Stored data entries:
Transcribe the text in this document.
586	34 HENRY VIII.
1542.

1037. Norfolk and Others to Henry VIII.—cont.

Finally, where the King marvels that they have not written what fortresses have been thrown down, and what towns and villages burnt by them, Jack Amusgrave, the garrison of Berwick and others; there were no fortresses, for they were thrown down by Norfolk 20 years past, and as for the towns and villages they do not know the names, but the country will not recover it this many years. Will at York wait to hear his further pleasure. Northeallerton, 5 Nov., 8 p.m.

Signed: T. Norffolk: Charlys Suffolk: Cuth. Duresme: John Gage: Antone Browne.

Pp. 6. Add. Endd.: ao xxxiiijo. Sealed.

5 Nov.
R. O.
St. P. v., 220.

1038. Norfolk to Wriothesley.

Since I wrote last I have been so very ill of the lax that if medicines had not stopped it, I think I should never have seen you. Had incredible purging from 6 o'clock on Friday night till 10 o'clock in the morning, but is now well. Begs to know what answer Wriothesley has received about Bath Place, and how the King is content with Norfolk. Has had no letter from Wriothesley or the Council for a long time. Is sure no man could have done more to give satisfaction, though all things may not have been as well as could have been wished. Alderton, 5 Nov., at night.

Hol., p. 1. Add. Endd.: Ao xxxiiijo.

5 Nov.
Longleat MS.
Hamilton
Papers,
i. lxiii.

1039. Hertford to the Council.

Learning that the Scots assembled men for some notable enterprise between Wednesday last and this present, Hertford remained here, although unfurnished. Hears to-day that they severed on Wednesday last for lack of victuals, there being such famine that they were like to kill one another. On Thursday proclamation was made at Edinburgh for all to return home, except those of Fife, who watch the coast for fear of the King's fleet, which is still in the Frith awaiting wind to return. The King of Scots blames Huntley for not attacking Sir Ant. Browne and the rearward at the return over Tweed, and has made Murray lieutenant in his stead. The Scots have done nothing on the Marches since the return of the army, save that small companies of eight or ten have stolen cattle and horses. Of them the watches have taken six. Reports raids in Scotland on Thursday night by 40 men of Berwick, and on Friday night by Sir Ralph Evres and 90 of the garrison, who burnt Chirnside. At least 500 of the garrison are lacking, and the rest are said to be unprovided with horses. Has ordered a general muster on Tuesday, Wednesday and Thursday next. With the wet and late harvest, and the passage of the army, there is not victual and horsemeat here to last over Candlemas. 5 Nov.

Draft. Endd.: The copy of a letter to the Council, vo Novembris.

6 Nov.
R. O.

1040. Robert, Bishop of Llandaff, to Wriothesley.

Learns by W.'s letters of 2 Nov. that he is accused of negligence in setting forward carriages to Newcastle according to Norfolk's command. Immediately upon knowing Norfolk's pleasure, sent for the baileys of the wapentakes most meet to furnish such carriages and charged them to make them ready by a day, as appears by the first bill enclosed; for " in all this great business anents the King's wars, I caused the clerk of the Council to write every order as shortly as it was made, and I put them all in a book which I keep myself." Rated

Set task: From the records above, pull out each line that has "Wriothesley".

The reply:
1038. Norfolk to Wriothesley.
Since I wrote last I have been so very ill of the lax that if medicines had not stopped it, I think I should never have seen you. Had incredible purging from 6 o'clock on Friday night till 10 o'clock in the morning, but is now well. Begs to know what answer Wriothesley has received about Bath Place, and how the King is content with Norfolk. Has had no letter from Wriothesley or the Council for a long time. Is sure no man could have done more to give satisfaction, though all things may not have been as well as could have been wished. Alderton, 5 Nov., at night.
1040. Robert, Bishop of Llandaff, to Wriothesley.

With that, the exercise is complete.